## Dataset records
################

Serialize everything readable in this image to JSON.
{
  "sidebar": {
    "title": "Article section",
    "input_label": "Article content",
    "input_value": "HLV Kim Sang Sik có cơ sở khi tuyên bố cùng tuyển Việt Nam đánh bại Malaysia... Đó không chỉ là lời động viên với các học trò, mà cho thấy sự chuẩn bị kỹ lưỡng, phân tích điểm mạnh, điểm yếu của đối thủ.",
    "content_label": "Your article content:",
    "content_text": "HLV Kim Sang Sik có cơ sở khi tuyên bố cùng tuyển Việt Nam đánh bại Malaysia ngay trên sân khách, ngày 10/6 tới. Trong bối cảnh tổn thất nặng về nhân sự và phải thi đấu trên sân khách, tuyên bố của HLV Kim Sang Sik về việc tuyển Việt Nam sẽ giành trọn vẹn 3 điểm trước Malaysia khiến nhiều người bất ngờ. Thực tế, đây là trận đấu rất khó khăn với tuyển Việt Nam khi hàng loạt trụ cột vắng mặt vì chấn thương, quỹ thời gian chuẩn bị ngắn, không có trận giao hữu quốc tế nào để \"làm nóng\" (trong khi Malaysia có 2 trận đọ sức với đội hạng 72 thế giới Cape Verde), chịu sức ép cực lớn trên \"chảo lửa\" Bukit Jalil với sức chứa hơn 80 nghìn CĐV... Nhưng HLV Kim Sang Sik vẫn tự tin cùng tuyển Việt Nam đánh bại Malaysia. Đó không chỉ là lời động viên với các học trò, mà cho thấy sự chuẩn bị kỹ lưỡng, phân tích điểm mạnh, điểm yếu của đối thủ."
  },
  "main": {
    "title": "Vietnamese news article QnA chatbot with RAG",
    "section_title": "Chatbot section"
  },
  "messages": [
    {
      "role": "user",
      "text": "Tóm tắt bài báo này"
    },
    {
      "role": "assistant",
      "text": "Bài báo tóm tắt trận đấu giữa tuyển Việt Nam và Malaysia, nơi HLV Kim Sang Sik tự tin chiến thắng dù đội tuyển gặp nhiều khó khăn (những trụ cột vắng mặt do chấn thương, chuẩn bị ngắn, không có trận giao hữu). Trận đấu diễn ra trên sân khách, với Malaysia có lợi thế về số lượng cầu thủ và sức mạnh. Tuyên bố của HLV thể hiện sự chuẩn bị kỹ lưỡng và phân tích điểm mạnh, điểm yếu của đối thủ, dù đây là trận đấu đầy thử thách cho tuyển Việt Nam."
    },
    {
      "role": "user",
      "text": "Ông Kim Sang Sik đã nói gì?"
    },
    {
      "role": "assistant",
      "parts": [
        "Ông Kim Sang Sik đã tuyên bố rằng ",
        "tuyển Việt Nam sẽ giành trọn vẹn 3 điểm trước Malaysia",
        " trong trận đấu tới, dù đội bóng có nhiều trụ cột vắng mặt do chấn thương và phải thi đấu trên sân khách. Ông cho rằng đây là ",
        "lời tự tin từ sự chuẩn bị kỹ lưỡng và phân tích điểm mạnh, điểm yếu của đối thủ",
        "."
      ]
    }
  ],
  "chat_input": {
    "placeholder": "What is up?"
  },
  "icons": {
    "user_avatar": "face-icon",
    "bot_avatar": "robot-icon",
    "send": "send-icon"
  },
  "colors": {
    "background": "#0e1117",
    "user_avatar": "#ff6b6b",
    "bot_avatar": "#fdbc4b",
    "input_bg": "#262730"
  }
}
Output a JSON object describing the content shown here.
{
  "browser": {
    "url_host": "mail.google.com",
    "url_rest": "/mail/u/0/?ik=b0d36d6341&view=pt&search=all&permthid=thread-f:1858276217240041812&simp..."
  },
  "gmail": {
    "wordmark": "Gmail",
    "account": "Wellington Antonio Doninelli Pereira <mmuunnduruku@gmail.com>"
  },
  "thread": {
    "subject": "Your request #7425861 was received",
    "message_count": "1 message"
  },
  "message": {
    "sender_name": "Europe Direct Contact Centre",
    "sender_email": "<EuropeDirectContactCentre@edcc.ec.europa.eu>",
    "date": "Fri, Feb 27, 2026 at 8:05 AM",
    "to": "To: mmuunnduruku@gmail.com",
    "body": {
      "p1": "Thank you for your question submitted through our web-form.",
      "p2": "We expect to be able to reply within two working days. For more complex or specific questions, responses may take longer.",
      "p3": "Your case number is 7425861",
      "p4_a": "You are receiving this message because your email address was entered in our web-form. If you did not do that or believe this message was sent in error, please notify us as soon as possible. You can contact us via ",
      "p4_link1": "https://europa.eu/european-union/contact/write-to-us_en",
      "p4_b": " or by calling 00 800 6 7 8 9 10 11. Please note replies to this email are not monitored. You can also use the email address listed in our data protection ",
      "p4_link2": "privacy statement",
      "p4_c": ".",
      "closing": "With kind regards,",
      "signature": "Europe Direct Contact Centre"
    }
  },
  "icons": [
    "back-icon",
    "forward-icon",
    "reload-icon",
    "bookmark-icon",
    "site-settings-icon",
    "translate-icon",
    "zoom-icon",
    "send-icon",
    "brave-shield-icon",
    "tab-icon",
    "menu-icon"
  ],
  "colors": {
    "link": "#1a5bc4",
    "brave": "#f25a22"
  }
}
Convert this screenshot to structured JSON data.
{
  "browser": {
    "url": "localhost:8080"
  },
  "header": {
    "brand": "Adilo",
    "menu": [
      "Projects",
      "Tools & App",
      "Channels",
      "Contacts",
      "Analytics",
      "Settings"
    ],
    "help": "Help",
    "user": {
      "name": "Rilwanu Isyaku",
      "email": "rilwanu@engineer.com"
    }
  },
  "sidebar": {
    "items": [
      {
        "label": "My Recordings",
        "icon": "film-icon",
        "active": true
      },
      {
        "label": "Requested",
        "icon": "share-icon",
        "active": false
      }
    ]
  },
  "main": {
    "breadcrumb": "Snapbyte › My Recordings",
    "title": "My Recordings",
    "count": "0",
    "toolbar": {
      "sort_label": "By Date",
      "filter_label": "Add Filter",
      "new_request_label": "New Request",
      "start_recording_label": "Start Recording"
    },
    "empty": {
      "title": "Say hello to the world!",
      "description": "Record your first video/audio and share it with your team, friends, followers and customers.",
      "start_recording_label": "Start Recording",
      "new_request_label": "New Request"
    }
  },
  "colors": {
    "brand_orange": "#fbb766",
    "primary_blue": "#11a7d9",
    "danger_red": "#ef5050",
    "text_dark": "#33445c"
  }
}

################

## Aim
Only those lines running from the one containing "Convert this screenshot" through the last line of the data above are to be copied, exactly, with both ends included.

## Exercise response
Convert this screenshot to structured JSON data.
{
  "browser": {
    "url": "localhost:8080"
  },
  "header": {
    "brand": "Adilo",
    "menu": [
      "Projects",
      "Tools & App",
      "Channels",
      "Contacts",
      "Analytics",
      "Settings"
    ],
    "help": "Help",
    "user": {
      "name": "Rilwanu Isyaku",
      "email": "rilwanu@engineer.com"
    }
  },
  "sidebar": {
    "items": [
      {
        "label": "My Recordings",
        "icon": "film-icon",
        "active": true
      },
      {
        "label": "Requested",
        "icon": "share-icon",
        "active": false
      }
    ]
  },
  "main": {
    "breadcrumb": "Snapbyte › My Recordings",
    "title": "My Recordings",
    "count": "0",
    "toolbar": {
      "sort_label": "By Date",
      "filter_label": "Add Filter",
      "new_request_label": "New Request",
      "start_recording_label": "Start Recording"
    },
    "empty": {
      "title": "Say hello to the world!",
      "description": "Record your first video/audio and share it with your team, friends, followers and customers.",
      "start_recording_label": "Start Recording",
      "new_request_label": "New Request"
    }
  },
  "colors": {
    "brand_orange": "#fbb766",
    "primary_blue": "#11a7d9",
    "danger_red": "#ef5050",
    "text_dark": "#33445c"
  }
}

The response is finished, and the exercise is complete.